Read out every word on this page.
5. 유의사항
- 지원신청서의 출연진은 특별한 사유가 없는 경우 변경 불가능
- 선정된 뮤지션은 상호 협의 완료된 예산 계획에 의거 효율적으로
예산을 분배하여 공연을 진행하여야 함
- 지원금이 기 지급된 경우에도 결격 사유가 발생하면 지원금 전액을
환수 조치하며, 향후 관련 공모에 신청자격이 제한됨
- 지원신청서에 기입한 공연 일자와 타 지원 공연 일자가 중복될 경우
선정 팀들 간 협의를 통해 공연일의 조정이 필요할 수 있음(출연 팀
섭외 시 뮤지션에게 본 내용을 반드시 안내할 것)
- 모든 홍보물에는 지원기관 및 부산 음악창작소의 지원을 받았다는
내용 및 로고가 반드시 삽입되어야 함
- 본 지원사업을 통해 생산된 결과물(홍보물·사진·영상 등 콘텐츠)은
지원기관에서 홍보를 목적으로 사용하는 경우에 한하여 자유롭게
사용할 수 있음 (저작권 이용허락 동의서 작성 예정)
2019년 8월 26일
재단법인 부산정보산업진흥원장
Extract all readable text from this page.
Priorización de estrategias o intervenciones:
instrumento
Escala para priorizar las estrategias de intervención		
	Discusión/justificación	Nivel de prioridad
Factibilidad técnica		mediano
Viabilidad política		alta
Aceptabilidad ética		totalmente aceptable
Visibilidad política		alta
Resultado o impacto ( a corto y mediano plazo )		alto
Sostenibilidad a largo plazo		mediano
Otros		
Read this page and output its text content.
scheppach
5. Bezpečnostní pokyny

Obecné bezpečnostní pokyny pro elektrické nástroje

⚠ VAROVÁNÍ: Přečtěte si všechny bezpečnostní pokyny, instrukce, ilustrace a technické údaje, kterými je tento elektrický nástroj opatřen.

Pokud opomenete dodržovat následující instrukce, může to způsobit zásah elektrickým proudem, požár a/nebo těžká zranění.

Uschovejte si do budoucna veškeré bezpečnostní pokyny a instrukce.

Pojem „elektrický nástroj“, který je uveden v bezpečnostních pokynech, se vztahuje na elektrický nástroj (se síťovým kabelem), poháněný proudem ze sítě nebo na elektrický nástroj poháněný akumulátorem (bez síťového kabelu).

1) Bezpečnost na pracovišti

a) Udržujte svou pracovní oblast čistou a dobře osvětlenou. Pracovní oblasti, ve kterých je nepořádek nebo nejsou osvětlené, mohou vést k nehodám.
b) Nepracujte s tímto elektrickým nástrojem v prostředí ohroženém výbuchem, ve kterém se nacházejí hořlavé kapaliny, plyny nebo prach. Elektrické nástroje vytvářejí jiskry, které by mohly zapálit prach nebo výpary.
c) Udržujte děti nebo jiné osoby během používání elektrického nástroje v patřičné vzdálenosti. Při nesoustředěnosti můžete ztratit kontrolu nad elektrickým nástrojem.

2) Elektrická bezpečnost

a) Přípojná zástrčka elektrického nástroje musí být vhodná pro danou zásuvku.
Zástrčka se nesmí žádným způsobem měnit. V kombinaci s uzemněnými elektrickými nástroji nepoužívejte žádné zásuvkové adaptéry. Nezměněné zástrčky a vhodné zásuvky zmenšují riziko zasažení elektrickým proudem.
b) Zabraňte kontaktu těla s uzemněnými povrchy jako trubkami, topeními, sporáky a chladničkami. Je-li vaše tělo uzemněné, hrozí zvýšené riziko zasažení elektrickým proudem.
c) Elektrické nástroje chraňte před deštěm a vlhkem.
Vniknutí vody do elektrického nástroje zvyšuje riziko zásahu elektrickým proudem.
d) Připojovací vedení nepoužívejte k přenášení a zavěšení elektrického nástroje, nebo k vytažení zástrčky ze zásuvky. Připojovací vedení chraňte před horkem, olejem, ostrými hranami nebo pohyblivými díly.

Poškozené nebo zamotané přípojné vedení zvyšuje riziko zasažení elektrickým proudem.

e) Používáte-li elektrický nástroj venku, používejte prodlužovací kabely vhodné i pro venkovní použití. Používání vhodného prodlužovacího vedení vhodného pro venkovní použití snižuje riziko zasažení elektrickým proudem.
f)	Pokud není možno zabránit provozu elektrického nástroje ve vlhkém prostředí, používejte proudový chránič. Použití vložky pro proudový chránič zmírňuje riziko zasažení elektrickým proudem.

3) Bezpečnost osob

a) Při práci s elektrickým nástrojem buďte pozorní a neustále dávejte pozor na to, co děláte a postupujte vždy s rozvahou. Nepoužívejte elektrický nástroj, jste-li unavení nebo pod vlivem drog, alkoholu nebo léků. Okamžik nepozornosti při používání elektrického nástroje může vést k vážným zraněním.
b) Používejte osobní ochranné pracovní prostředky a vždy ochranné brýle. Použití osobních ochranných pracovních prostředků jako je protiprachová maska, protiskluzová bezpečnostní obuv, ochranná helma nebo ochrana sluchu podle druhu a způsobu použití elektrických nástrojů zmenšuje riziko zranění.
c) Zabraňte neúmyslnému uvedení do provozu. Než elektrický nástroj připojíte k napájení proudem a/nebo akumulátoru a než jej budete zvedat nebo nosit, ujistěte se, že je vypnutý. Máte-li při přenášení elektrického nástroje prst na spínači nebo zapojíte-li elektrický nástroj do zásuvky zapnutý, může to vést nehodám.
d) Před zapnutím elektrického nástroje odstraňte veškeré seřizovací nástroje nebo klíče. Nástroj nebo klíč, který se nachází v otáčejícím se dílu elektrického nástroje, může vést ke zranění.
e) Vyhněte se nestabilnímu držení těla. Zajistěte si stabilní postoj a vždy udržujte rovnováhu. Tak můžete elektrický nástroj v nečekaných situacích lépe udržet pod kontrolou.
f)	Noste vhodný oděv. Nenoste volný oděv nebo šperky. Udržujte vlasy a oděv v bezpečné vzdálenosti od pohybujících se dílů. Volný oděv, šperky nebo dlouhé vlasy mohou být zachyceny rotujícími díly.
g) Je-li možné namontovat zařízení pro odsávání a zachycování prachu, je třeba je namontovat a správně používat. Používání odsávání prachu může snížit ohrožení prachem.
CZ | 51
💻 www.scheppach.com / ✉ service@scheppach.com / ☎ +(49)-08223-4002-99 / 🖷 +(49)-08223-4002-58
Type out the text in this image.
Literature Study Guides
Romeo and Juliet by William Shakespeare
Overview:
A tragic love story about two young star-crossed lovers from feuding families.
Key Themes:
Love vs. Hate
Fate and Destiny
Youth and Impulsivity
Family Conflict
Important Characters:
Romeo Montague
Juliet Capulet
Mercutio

=======

Given request: Please extract exactly, and only, the lines from the line containing "Type out the text in this image." through the last line of the records.

Task output:
Type out the text in this image.
Literature Study Guides
Romeo and Juliet by William Shakespeare
Overview:
A tragic love story about two young star-crossed lovers from feuding families.
Key Themes:
Love vs. Hate
Fate and Destiny
Youth and Impulsivity
Family Conflict
Important Characters:
Romeo Montague
Juliet Capulet
Mercutio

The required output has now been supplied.